◆ **Task**:
Search the material for the string "Ihnen", then return every line where it is found.

◆ **Data for this task**:
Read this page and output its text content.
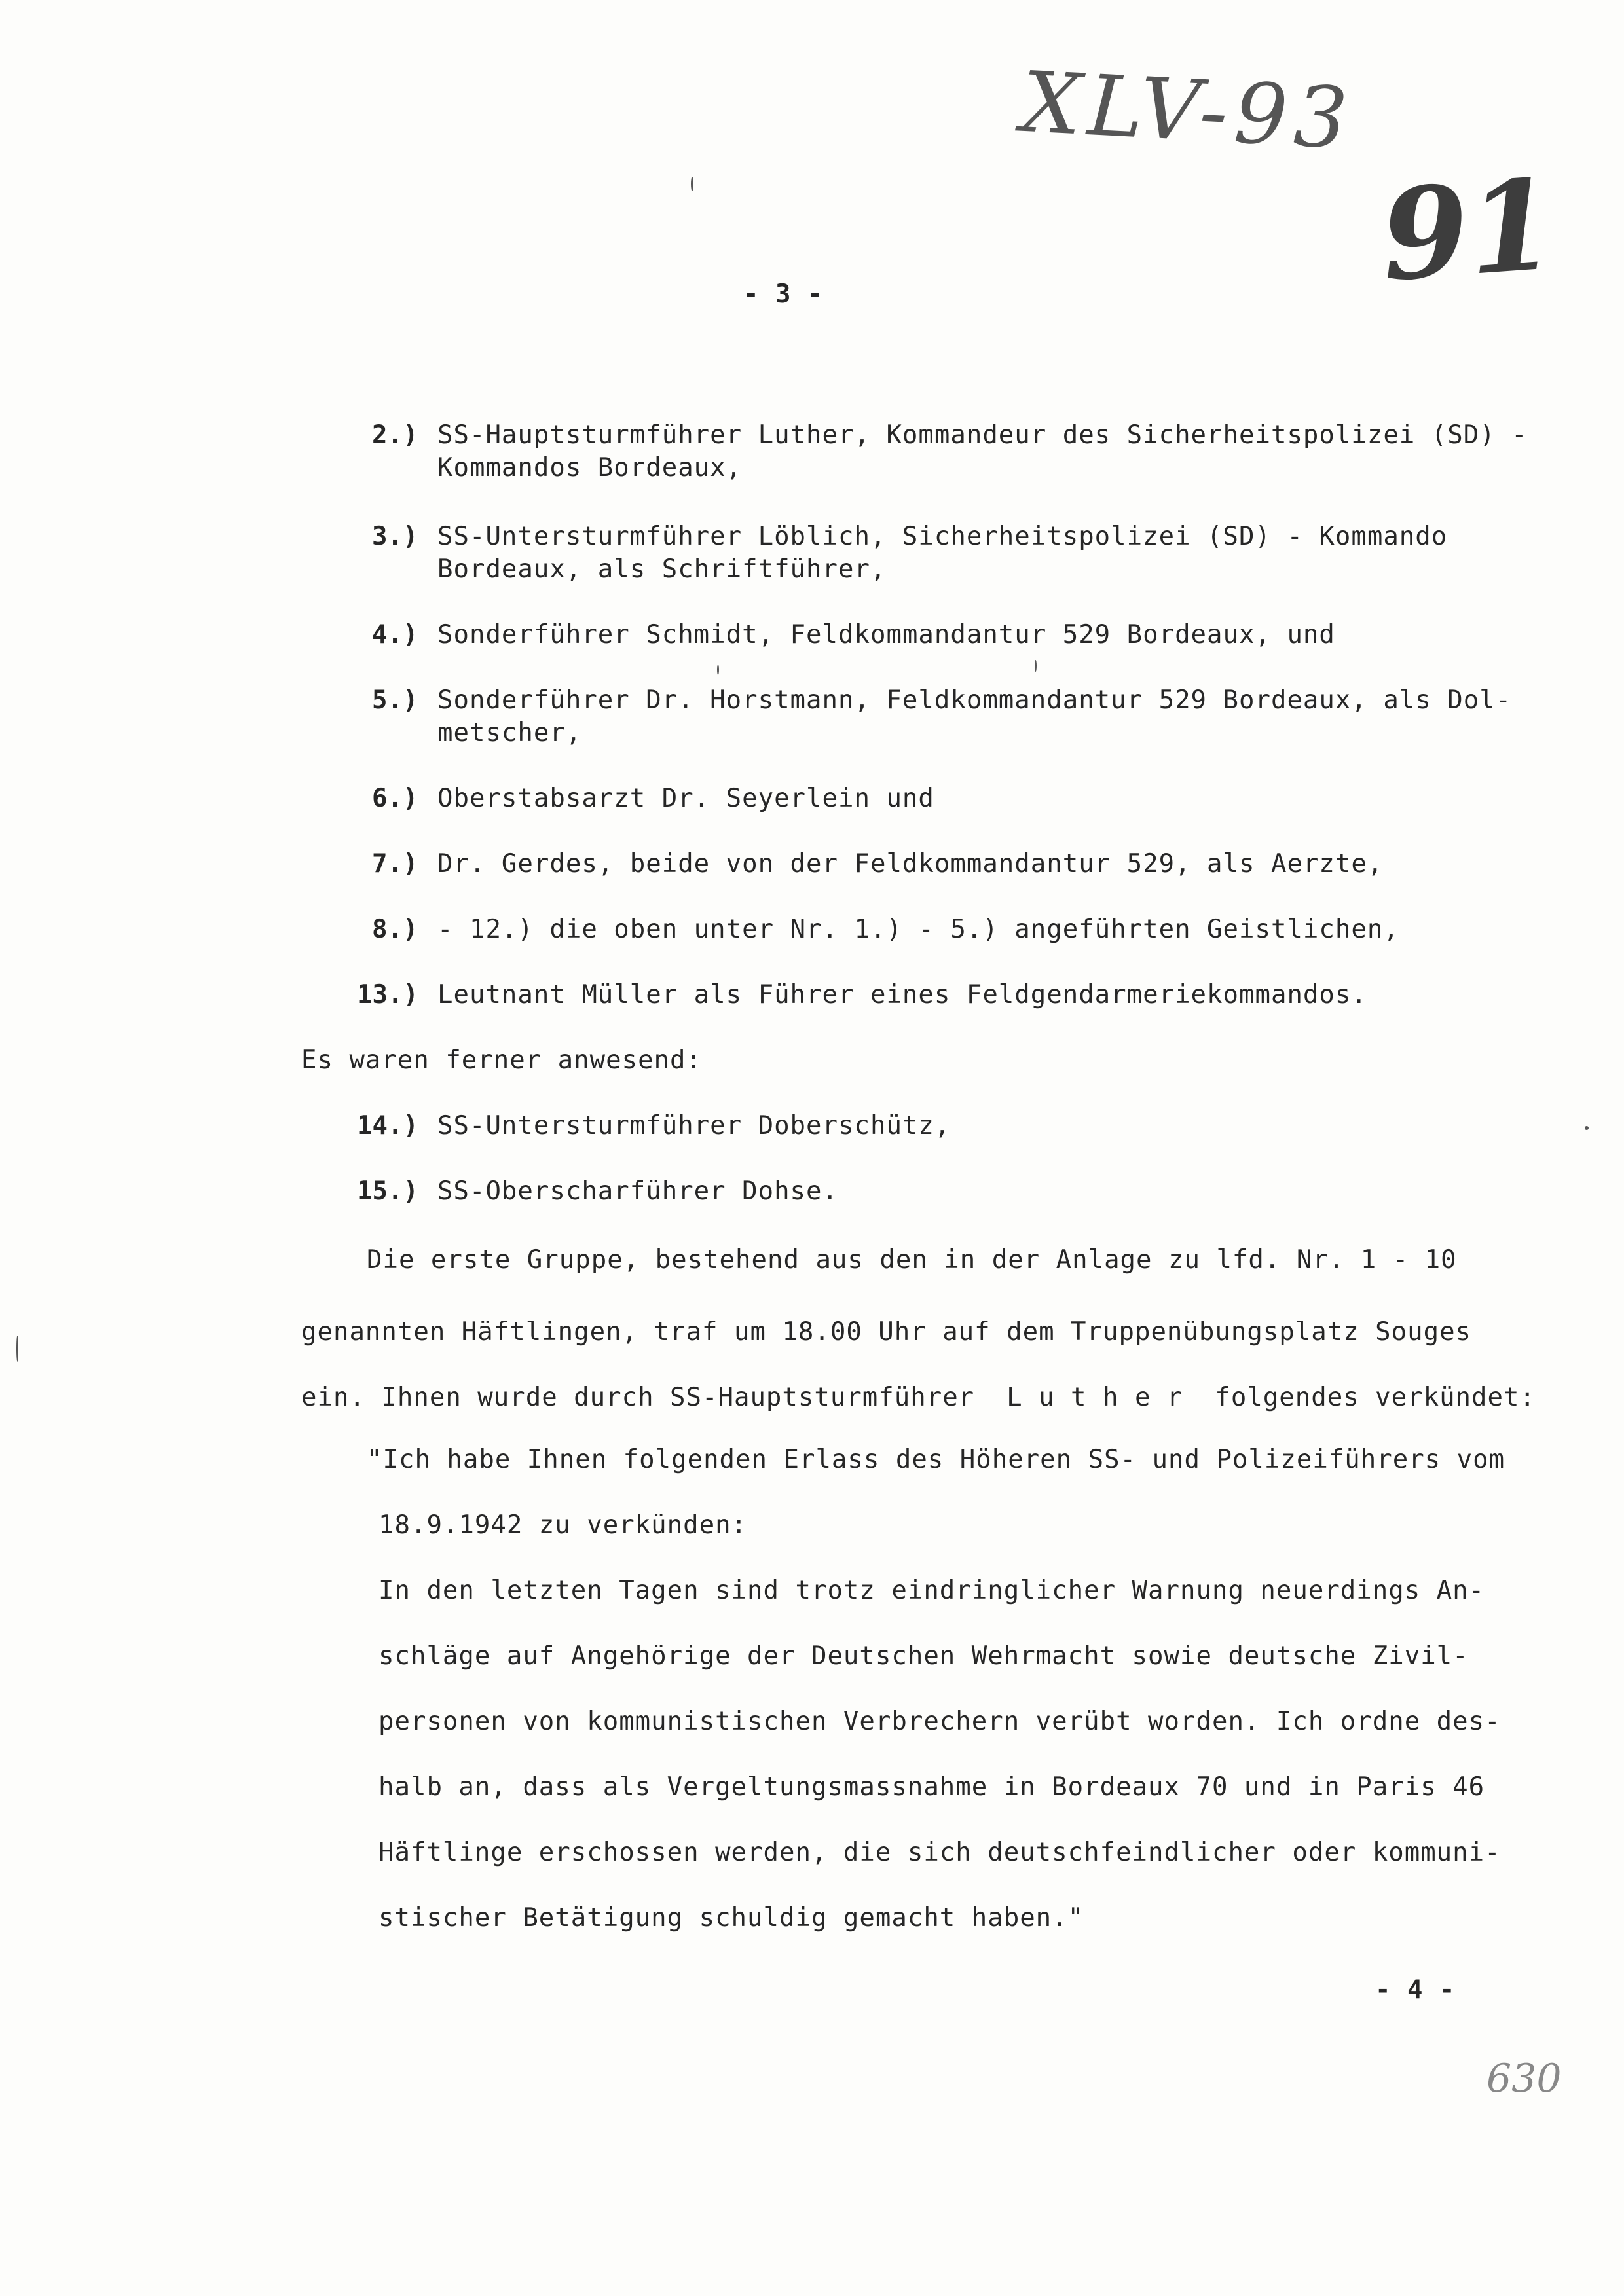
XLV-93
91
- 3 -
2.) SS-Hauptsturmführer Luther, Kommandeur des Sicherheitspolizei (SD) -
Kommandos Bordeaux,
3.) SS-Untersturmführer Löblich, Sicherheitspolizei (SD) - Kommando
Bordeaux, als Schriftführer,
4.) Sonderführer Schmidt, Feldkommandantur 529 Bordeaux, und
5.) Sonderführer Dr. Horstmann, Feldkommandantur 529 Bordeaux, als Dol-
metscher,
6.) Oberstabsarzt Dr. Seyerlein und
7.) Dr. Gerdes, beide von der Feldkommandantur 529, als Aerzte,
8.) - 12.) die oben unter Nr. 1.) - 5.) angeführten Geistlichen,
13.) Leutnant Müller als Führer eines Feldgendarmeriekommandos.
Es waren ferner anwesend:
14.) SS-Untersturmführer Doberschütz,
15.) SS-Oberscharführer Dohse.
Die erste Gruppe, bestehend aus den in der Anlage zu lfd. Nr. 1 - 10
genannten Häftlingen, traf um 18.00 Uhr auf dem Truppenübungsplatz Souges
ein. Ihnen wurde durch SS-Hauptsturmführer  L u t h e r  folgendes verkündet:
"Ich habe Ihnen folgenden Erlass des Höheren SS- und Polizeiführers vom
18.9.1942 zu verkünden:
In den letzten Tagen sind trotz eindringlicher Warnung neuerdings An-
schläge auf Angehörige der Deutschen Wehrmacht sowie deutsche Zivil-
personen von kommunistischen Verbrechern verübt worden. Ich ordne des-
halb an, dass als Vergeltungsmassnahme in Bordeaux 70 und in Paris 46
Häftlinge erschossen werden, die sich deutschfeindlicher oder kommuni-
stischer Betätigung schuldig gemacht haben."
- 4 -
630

◆ **Answer to this task**:
ein. Ihnen wurde durch SS-Hauptsturmführer  L u t h e r  folgendes verkündet:
"Ich habe Ihnen folgenden Erlass des Höheren SS- und Polizeiführers vom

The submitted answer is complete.